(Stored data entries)
####################

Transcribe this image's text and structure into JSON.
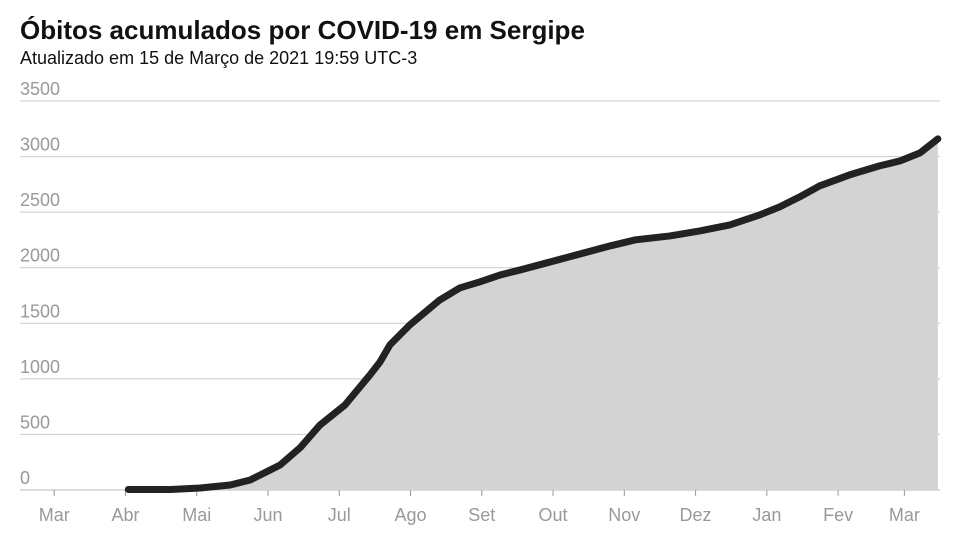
{
  "chart_data": {
    "type": "area",
    "title": "Óbitos acumulados por COVID-19 em Sergipe",
    "subtitle": "Atualizado em 15 de Março de 2021 19:59 UTC-3",
    "x": [
      1.04,
      1.63,
      2.05,
      2.47,
      2.75,
      2.89,
      3.17,
      3.45,
      3.73,
      4.08,
      4.43,
      4.57,
      4.71,
      4.99,
      5.41,
      5.69,
      5.97,
      6.26,
      6.54,
      6.96,
      7.38,
      7.8,
      8.15,
      8.64,
      9.06,
      9.48,
      9.9,
      10.18,
      10.46,
      10.74,
      11.16,
      11.58,
      11.87,
      12.15,
      12.4
    ],
    "series": [
      {
        "color": "#222222",
        "fill": "#d3d3d3",
        "values": [
          5,
          5,
          18,
          45,
          90,
          135,
          225,
          380,
          585,
          765,
          1035,
          1150,
          1305,
          1485,
          1710,
          1818,
          1872,
          1935,
          1980,
          2052,
          2124,
          2196,
          2250,
          2286,
          2331,
          2385,
          2475,
          2547,
          2637,
          2736,
          2835,
          2916,
          2961,
          3033,
          3159
        ]
      }
    ],
    "xlim": [
      -0.48,
      12.43
    ],
    "xticks": [
      {
        "value": 0,
        "label": "Mar"
      },
      {
        "value": 1,
        "label": "Abr"
      },
      {
        "value": 2,
        "label": "Mai"
      },
      {
        "value": 3,
        "label": "Jun"
      },
      {
        "value": 4,
        "label": "Jul"
      },
      {
        "value": 5,
        "label": "Ago"
      },
      {
        "value": 6,
        "label": "Set"
      },
      {
        "value": 7,
        "label": "Out"
      },
      {
        "value": 8,
        "label": "Nov"
      },
      {
        "value": 9,
        "label": "Dez"
      },
      {
        "value": 10,
        "label": "Jan"
      },
      {
        "value": 11,
        "label": "Fev"
      },
      {
        "value": 11.93,
        "label": "Mar"
      }
    ],
    "ylim": [
      0,
      3500
    ],
    "yticks": [
      0,
      500,
      1000,
      1500,
      2000,
      2500,
      3000,
      3500
    ],
    "grid": true
  }
}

####################

◆ What the task asks:
Set the entries down again exactly. Do not include the images.

◆ Result below:
Transcribe this image's text and structure into JSON.
{
  "chart_data": {
    "type": "area",
    "title": "Óbitos acumulados por COVID-19 em Sergipe",
    "subtitle": "Atualizado em 15 de Março de 2021 19:59 UTC-3",
    "x": [
      1.04,
      1.63,
      2.05,
      2.47,
      2.75,
      2.89,
      3.17,
      3.45,
      3.73,
      4.08,
      4.43,
      4.57,
      4.71,
      4.99,
      5.41,
      5.69,
      5.97,
      6.26,
      6.54,
      6.96,
      7.38,
      7.8,
      8.15,
      8.64,
      9.06,
      9.48,
      9.9,
      10.18,
      10.46,
      10.74,
      11.16,
      11.58,
      11.87,
      12.15,
      12.4
    ],
    "series": [
      {
        "color": "#222222",
        "fill": "#d3d3d3",
        "values": [
          5,
          5,
          18,
          45,
          90,
          135,
          225,
          380,
          585,
          765,
          1035,
          1150,
          1305,
          1485,
          1710,
          1818,
          1872,
          1935,
          1980,
          2052,
          2124,
          2196,
          2250,
          2286,
          2331,
          2385,
          2475,
          2547,
          2637,
          2736,
          2835,
          2916,
          2961,
          3033,
          3159
        ]
      }
    ],
    "xlim": [
      -0.48,
      12.43
    ],
    "xticks": [
      {
        "value": 0,
        "label": "Mar"
      },
      {
        "value": 1,
        "label": "Abr"
      },
      {
        "value": 2,
        "label": "Mai"
      },
      {
        "value": 3,
        "label": "Jun"
      },
      {
        "value": 4,
        "label": "Jul"
      },
      {
        "value": 5,
        "label": "Ago"
      },
      {
        "value": 6,
        "label": "Set"
      },
      {
        "value": 7,
        "label": "Out"
      },
      {
        "value": 8,
        "label": "Nov"
      },
      {
        "value": 9,
        "label": "Dez"
      },
      {
        "value": 10,
        "label": "Jan"
      },
      {
        "value": 11,
        "label": "Fev"
      },
      {
        "value": 11.93,
        "label": "Mar"
      }
    ],
    "ylim": [
      0,
      3500
    ],
    "yticks": [
      0,
      500,
      1000,
      1500,
      2000,
      2500,
      3000,
      3500
    ],
    "grid": true
  }
}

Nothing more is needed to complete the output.